TASK TO COMPLETE:
Extract all lines containing "primaires".

PROVIDED MATERIAL:
= = = = = = =

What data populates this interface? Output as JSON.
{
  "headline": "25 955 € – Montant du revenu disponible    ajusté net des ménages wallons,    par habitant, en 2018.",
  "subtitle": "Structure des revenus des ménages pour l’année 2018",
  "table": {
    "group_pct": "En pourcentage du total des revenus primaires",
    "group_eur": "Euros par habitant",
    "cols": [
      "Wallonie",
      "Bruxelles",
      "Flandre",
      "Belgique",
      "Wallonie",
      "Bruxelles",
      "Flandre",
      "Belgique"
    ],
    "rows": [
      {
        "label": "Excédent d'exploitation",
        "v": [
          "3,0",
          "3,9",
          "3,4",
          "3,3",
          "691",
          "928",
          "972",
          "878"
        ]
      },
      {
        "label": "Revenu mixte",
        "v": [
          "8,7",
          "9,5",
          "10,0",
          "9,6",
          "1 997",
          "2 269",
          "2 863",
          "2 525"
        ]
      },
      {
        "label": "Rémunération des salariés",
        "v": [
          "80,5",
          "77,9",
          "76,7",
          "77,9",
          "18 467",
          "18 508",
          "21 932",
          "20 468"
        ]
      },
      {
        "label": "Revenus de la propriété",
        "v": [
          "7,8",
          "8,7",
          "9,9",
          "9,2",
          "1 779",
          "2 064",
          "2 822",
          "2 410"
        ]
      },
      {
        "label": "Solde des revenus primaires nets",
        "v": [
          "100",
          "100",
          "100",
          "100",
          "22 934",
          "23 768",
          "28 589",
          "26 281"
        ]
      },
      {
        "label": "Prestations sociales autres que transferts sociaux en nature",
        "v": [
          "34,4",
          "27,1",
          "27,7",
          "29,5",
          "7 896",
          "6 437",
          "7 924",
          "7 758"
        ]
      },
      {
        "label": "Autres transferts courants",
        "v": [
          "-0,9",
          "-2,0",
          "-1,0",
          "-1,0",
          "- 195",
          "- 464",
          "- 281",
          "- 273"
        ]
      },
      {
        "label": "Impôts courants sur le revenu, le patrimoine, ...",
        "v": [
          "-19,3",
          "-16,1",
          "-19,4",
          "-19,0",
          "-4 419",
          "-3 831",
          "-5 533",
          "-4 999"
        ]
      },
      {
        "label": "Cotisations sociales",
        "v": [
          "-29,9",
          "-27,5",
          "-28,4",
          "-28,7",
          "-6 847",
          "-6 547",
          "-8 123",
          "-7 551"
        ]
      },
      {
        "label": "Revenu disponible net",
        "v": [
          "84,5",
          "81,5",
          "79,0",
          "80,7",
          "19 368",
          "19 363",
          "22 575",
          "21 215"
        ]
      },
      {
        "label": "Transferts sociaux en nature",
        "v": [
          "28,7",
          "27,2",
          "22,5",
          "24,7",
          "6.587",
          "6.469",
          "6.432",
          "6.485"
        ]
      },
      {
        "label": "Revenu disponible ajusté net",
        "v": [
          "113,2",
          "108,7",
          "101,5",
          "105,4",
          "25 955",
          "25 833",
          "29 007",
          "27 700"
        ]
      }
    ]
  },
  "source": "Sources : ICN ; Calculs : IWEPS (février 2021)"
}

= = = = = = =

THE ANSWER:
    "group_pct": "En pourcentage du total des revenus primaires",
        "label": "Solde des revenus primaires nets",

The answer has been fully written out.